> [GOAL OF THE EXERCISE]: All of the entries must be reproduced exactly, with no images carried over.

Recorded data

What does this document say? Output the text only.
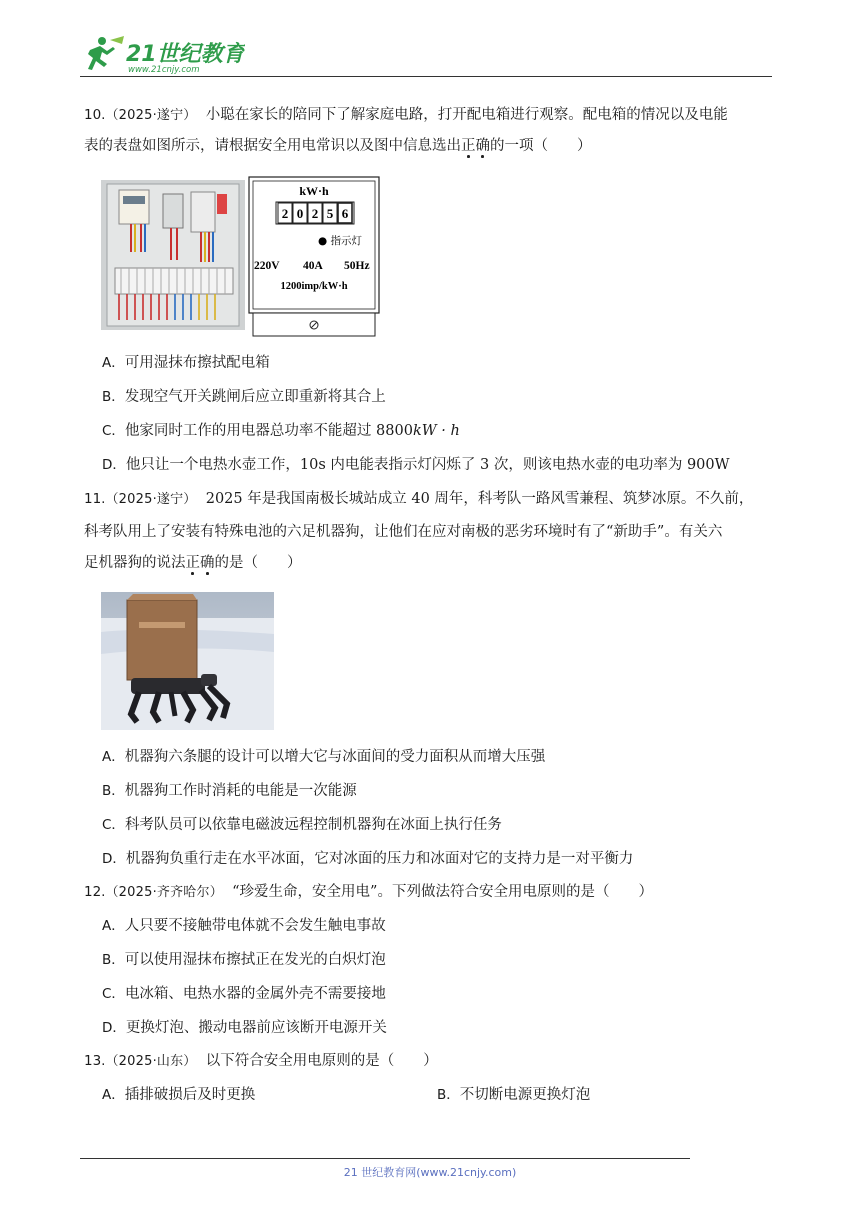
21世纪教育
www.21cnjy.com
10.（2025·遂宁） 小聪在家长的陪同下了解家庭电路，打开配电箱进行观察。配电箱的情况以及电能
表的表盘如图所示，请根据安全用电常识以及图中信息选出正确的一项（　　）
kW·h
2 0 2 5 6
● 指示灯
220V 40A 50Hz
1200imp/kW·h
A．可用湿抹布擦拭配电箱
B．发现空气开关跳闸后应立即重新将其合上
C．他家同时工作的用电器总功率不能超过 8800kW · h
D．他只让一个电热水壶工作，10s 内电能表指示灯闪烁了 3 次，则该电热水壶的电功率为 900W
11.（2025·遂宁） 2025 年是我国南极长城站成立 40 周年，科考队一路风雪兼程、筑梦冰原。不久前，
科考队用上了安装有特殊电池的六足机器狗，让他们在应对南极的恶劣环境时有了“新助手”。有关六
足机器狗的说法正确的是（　　）
A．机器狗六条腿的设计可以增大它与冰面间的受力面积从而增大压强
B．机器狗工作时消耗的电能是一次能源
C．科考队员可以依靠电磁波远程控制机器狗在冰面上执行任务
D．机器狗负重行走在水平冰面，它对冰面的压力和冰面对它的支持力是一对平衡力
12.（2025·齐齐哈尔） “珍爱生命，安全用电”。下列做法符合安全用电原则的是（　　）
A．人只要不接触带电体就不会发生触电事故
B．可以使用湿抹布擦拭正在发光的白炽灯泡
C．电冰箱、电热水器的金属外壳不需要接地
D．更换灯泡、搬动电器前应该断开电源开关
13.（2025·山东） 以下符合安全用电原则的是（　　）
A．插排破损后及时更换	B．不切断电源更换灯泡
21 世纪教育网(www.21cnjy.com)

> [EXERCISE ANSWER]:
What does this document say? Output the text only.
21世纪教育
www.21cnjy.com
10.（2025·遂宁） 小聪在家长的陪同下了解家庭电路，打开配电箱进行观察。配电箱的情况以及电能
表的表盘如图所示，请根据安全用电常识以及图中信息选出正确的一项（　　）
kW·h
2 0 2 5 6
● 指示灯
220V 40A 50Hz
1200imp/kW·h
A．可用湿抹布擦拭配电箱
B．发现空气开关跳闸后应立即重新将其合上
C．他家同时工作的用电器总功率不能超过 8800kW · h
D．他只让一个电热水壶工作，10s 内电能表指示灯闪烁了 3 次，则该电热水壶的电功率为 900W
11.（2025·遂宁） 2025 年是我国南极长城站成立 40 周年，科考队一路风雪兼程、筑梦冰原。不久前，
科考队用上了安装有特殊电池的六足机器狗，让他们在应对南极的恶劣环境时有了“新助手”。有关六
足机器狗的说法正确的是（　　）
A．机器狗六条腿的设计可以增大它与冰面间的受力面积从而增大压强
B．机器狗工作时消耗的电能是一次能源
C．科考队员可以依靠电磁波远程控制机器狗在冰面上执行任务
D．机器狗负重行走在水平冰面，它对冰面的压力和冰面对它的支持力是一对平衡力
12.（2025·齐齐哈尔） “珍爱生命，安全用电”。下列做法符合安全用电原则的是（　　）
A．人只要不接触带电体就不会发生触电事故
B．可以使用湿抹布擦拭正在发光的白炽灯泡
C．电冰箱、电热水器的金属外壳不需要接地
D．更换灯泡、搬动电器前应该断开电源开关
13.（2025·山东） 以下符合安全用电原则的是（　　）
A．插排破损后及时更换	B．不切断电源更换灯泡
21 世纪教育网(www.21cnjy.com)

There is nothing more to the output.